Tal vez amparada por esta circunstancia, la cultura se convierte en una piedra en el zapato o en
malabar de aquiescencias, de tal forma que una cosa son el reconocimiento y los procesos que se
hayan generado en la ciudad a través de los planes y proyectos culturales de anteriores
administraciones, y otra las decisiones políticas de índole exclusivamente administrativo, por lo
cual no se entiende este encapsulamiento institucional. Por tal motivo, tanto la cultura como otros
sectores de la ciudad no responden a estos procesos ni a las evaluaciones que se hagan, en el
sentido de construir consecuentes políticas públicas con el contexto que requieren la ciudad y sus
habitantes.

__Registros de datos__:
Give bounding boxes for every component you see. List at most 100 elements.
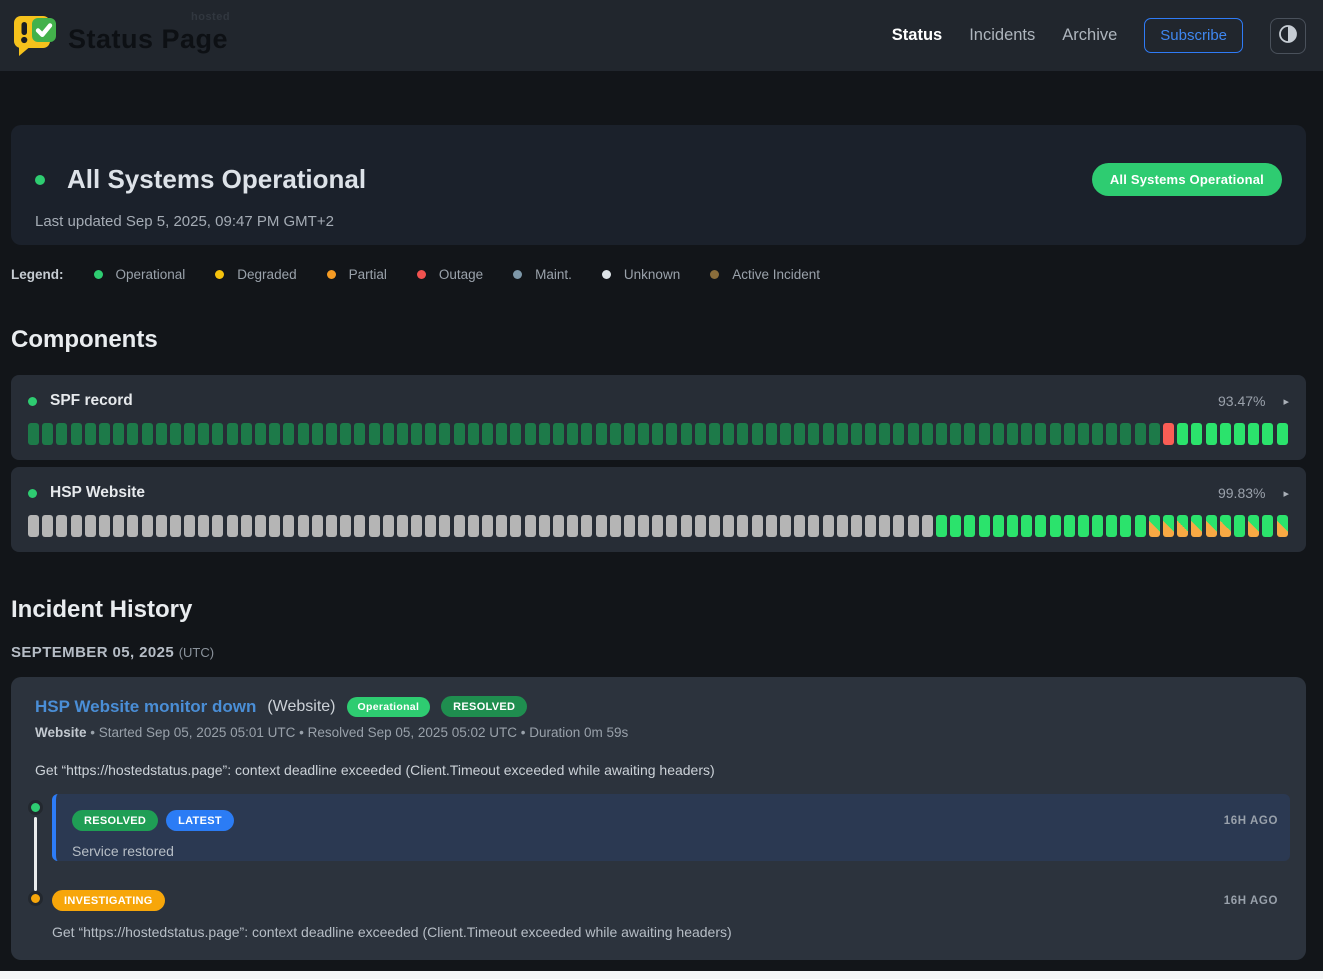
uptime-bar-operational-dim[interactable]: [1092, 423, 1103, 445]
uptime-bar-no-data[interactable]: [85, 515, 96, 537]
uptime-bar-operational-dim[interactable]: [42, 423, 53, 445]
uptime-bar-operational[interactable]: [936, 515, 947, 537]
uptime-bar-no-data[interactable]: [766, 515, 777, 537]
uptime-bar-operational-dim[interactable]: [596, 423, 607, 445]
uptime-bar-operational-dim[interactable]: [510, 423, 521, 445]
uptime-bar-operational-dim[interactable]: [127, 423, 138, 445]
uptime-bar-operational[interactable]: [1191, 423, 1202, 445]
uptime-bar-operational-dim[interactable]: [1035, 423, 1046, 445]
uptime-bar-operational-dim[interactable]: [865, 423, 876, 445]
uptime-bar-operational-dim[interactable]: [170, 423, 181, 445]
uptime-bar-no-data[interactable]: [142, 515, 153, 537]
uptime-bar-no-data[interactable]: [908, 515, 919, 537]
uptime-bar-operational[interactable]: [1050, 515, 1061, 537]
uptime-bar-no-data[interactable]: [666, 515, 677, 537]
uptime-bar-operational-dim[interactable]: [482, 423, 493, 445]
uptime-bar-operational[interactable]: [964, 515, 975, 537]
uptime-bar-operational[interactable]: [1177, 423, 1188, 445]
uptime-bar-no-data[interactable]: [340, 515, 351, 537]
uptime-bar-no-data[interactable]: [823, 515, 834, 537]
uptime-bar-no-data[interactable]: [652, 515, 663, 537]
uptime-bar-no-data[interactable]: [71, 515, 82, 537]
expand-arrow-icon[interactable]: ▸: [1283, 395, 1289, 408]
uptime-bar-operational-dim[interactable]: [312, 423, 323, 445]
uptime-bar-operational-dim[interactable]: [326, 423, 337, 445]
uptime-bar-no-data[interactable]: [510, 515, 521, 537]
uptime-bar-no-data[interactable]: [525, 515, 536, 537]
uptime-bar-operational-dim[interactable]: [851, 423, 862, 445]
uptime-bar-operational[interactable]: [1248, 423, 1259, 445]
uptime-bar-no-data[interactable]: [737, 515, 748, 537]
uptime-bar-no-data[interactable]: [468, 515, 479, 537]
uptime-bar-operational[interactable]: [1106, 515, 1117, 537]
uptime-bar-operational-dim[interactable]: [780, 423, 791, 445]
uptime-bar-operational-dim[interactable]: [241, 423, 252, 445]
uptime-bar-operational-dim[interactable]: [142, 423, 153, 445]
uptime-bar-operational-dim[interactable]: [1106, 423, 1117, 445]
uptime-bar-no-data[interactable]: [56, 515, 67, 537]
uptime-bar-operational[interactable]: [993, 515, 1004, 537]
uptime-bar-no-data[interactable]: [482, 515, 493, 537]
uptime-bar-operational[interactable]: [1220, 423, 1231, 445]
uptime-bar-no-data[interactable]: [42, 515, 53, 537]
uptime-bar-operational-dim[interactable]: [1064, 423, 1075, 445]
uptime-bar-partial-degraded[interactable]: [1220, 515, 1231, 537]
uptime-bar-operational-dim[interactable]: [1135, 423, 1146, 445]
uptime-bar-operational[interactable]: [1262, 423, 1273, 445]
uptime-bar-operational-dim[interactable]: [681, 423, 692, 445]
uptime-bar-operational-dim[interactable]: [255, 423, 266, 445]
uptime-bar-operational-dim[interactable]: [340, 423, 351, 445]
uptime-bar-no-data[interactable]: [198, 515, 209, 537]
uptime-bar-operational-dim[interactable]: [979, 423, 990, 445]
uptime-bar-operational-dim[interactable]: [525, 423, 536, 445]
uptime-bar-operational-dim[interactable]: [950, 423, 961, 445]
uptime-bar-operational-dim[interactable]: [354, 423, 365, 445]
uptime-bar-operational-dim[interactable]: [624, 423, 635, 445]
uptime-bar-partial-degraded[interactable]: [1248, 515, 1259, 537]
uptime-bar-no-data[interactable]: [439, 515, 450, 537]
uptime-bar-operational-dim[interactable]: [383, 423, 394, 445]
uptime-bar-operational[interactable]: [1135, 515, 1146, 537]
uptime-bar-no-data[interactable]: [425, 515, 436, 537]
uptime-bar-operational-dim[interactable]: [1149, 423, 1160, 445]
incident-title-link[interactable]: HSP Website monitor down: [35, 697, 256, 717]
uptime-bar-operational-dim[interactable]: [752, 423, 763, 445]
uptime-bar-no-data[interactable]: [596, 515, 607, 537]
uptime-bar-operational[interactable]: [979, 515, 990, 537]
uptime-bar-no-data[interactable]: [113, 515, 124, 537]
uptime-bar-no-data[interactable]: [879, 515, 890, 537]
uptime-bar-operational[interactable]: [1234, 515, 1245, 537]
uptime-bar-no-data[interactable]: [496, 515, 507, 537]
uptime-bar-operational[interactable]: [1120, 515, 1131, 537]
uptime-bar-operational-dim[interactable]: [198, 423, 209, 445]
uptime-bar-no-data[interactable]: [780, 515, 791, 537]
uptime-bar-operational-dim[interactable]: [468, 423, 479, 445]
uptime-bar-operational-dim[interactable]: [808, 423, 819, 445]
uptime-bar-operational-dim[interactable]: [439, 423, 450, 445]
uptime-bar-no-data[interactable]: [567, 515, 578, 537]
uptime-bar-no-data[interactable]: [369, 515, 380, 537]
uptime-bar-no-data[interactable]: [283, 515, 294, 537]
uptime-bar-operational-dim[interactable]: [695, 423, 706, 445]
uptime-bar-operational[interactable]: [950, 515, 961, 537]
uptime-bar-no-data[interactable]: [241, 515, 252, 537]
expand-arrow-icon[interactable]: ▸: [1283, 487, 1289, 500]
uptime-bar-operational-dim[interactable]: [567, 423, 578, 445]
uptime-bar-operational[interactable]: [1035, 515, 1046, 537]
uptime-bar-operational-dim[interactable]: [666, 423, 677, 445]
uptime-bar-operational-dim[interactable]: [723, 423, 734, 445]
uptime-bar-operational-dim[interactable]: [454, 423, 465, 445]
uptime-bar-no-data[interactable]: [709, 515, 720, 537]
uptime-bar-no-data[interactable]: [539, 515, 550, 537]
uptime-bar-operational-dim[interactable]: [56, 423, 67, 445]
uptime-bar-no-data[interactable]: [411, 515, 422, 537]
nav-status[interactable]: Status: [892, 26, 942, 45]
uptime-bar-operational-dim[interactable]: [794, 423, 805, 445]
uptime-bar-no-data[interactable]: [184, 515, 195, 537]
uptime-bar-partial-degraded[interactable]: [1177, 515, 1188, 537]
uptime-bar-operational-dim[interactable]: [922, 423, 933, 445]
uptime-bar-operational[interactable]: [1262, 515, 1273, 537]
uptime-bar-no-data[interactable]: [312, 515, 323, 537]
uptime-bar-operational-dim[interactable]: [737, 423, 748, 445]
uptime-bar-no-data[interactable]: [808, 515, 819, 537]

* * *

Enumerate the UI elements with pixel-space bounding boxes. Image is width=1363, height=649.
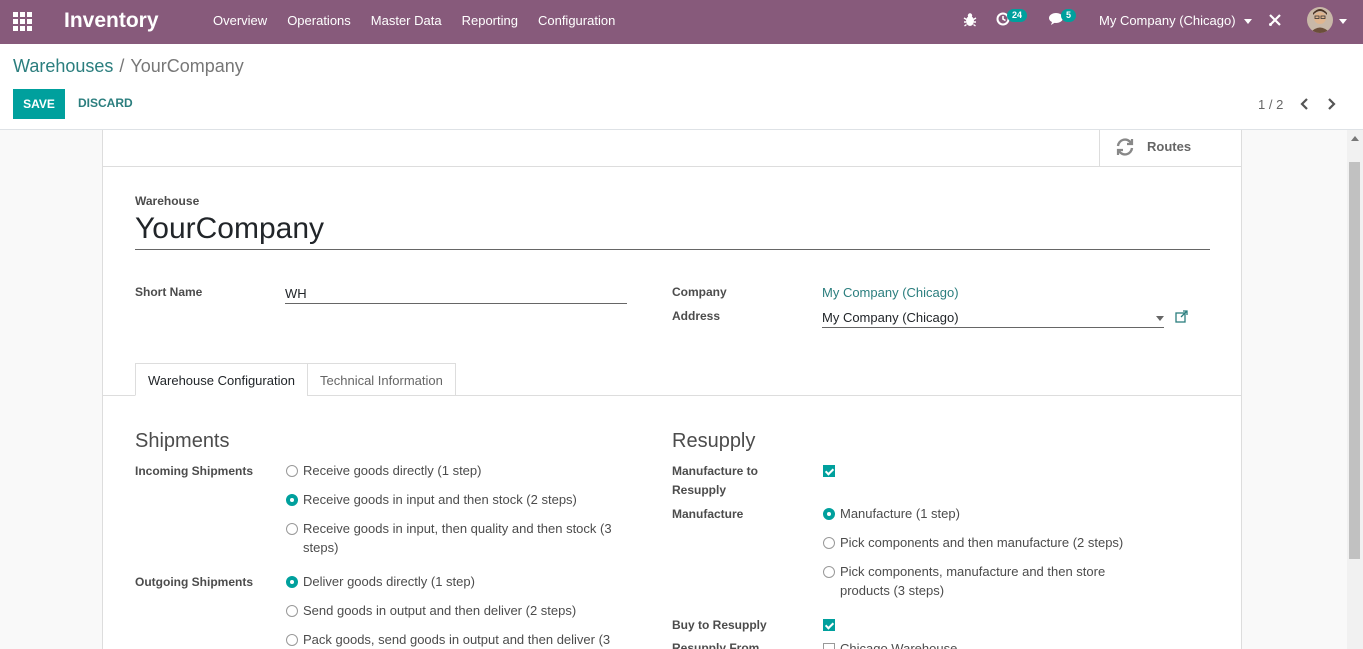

__Trabajo por hacer__:
¿Puedes repetir, sin cambiar nada, el fragmento del texto sobre la cultura en la ciudad que comienza en las palabras "Tal vez amparada" y termina después de "habitantes."?

__Respuesta__:
Tal vez amparada por esta circunstancia, la cultura se convierte en una piedra en el zapato o en
malabar de aquiescencias, de tal forma que una cosa son el reconocimiento y los procesos que se
hayan generado en la ciudad a través de los planes y proyectos culturales de anteriores
administraciones, y otra las decisiones políticas de índole exclusivamente administrativo, por lo
cual no se entiende este encapsulamiento institucional. Por tal motivo, tanto la cultura como otros
sectores de la ciudad no responden a estos procesos ni a las evaluaciones que se hagan, en el
sentido de construir consecuentes políticas públicas con el contexto que requieren la ciudad y sus
habitantes.